- **GIVEN INSTRUCTION**: Return all entries word for word, but drop any images.

Begin TASK DATA

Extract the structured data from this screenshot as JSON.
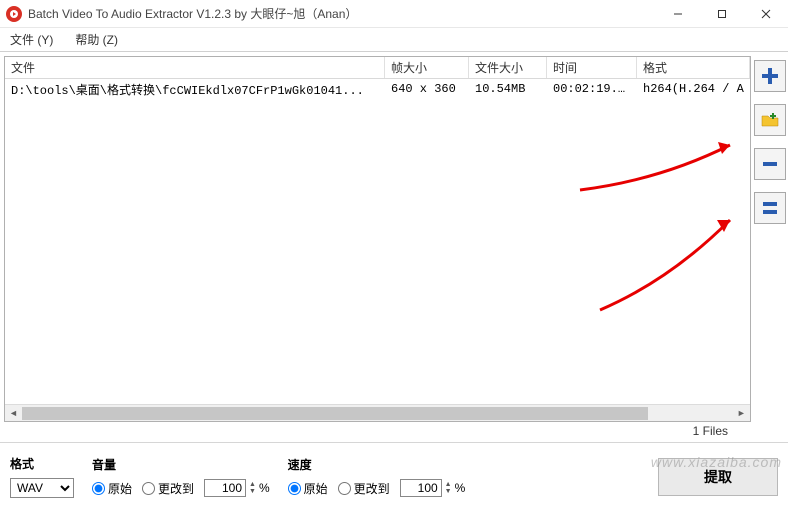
{
  "window": {
    "title": "Batch Video To Audio Extractor V1.2.3 by 大眼仔~旭（Anan）"
  },
  "menu": {
    "file": "文件 (Y)",
    "help": "帮助 (Z)"
  },
  "table": {
    "headers": {
      "file": "文件",
      "frame_size": "帧大小",
      "file_size": "文件大小",
      "time": "时间",
      "format": "格式"
    },
    "rows": [
      {
        "file": "D:\\tools\\桌面\\格式转换\\fcCWIEkdlx07CFrP1wGk01041...",
        "frame_size": "640 x 360",
        "file_size": "10.54MB",
        "time": "00:02:19...",
        "format": "h264(H.264 / A"
      }
    ]
  },
  "status": {
    "files": "1 Files"
  },
  "format": {
    "label": "格式",
    "selected": "WAV"
  },
  "volume": {
    "label": "音量",
    "original": "原始",
    "change_to": "更改到",
    "value": "100",
    "unit": "%"
  },
  "speed": {
    "label": "速度",
    "original": "原始",
    "change_to": "更改到",
    "value": "100",
    "unit": "%"
  },
  "extract": {
    "label": "提取"
  },
  "sidebar": {
    "add": "add",
    "add_folder": "add-folder",
    "remove": "remove",
    "clear": "clear"
  },
  "watermark": "www.xiazaiba.com"
}
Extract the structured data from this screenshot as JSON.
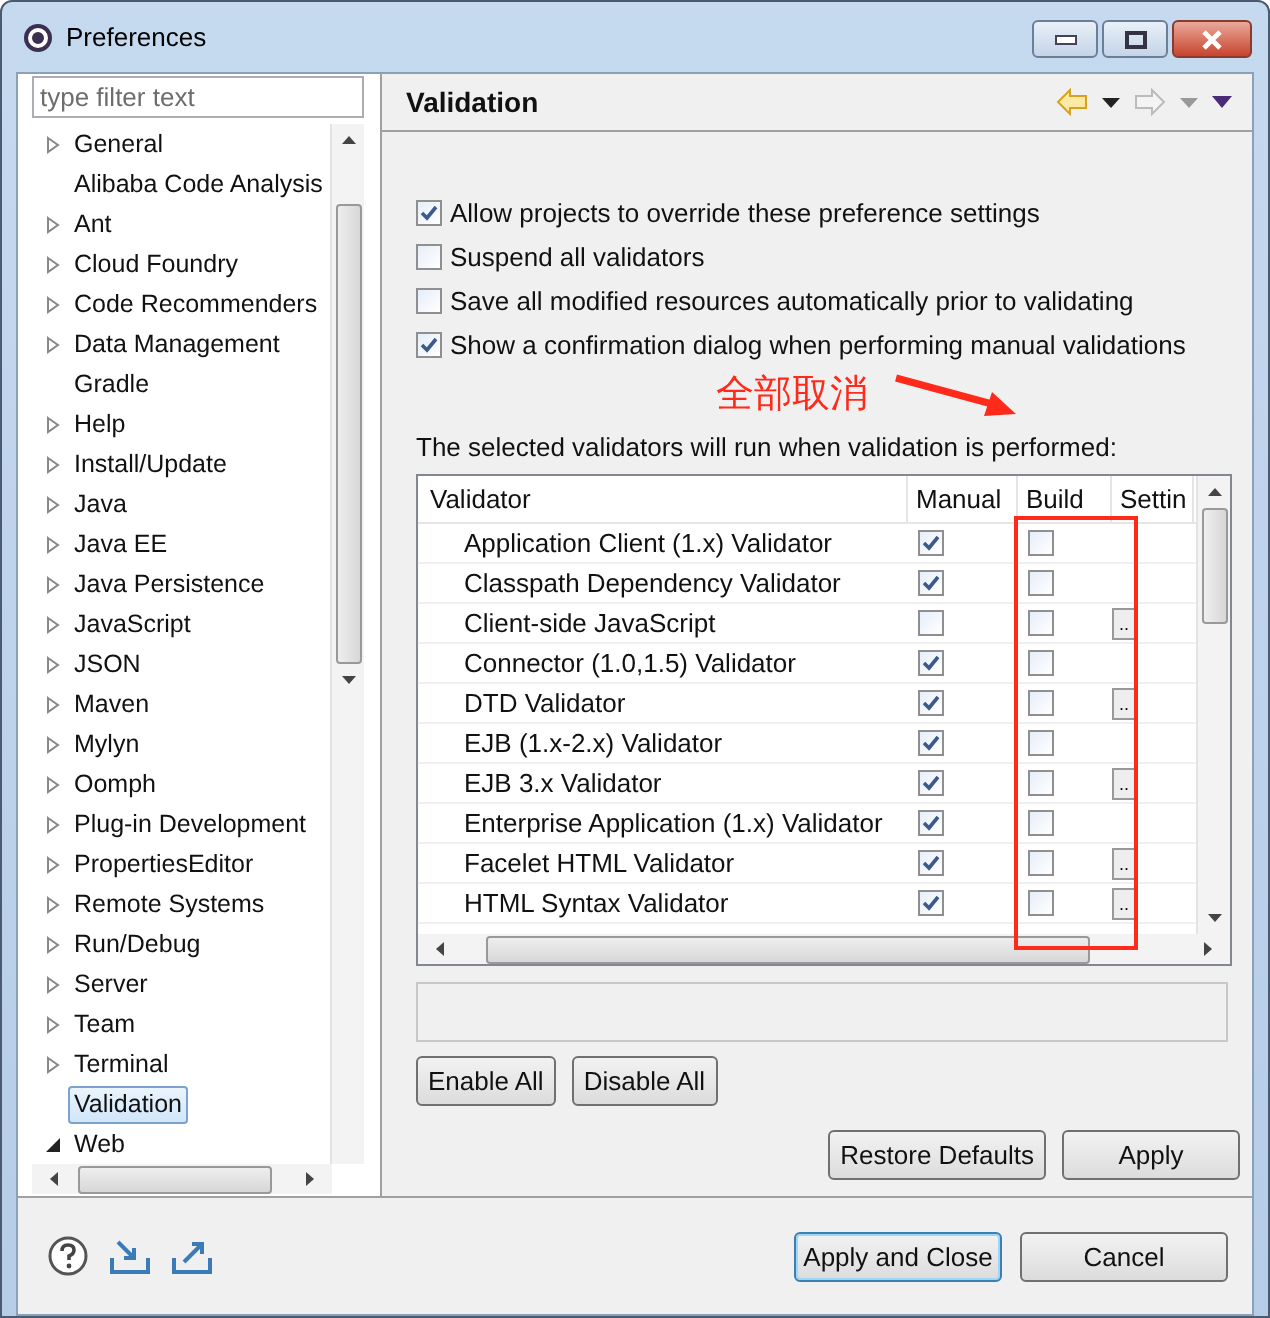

End TASK DATA

- **EXERCISE OUTPUT**:
Extract the structured data from this screenshot as JSON.
{
  "window": {
    "title": "Batch Video To Audio Extractor V1.2.3 by 大眼仔~旭（Anan）"
  },
  "menu": {
    "file": "文件 (Y)",
    "help": "帮助 (Z)"
  },
  "table": {
    "headers": {
      "file": "文件",
      "frame_size": "帧大小",
      "file_size": "文件大小",
      "time": "时间",
      "format": "格式"
    },
    "rows": [
      {
        "file": "D:\\tools\\桌面\\格式转换\\fcCWIEkdlx07CFrP1wGk01041...",
        "frame_size": "640 x 360",
        "file_size": "10.54MB",
        "time": "00:02:19...",
        "format": "h264(H.264 / A"
      }
    ]
  },
  "status": {
    "files": "1 Files"
  },
  "format": {
    "label": "格式",
    "selected": "WAV"
  },
  "volume": {
    "label": "音量",
    "original": "原始",
    "change_to": "更改到",
    "value": "100",
    "unit": "%"
  },
  "speed": {
    "label": "速度",
    "original": "原始",
    "change_to": "更改到",
    "value": "100",
    "unit": "%"
  },
  "extract": {
    "label": "提取"
  },
  "sidebar": {
    "add": "add",
    "add_folder": "add-folder",
    "remove": "remove",
    "clear": "clear"
  },
  "watermark": "www.xiazaiba.com"
}
Extract the structured data from this screenshot as JSON.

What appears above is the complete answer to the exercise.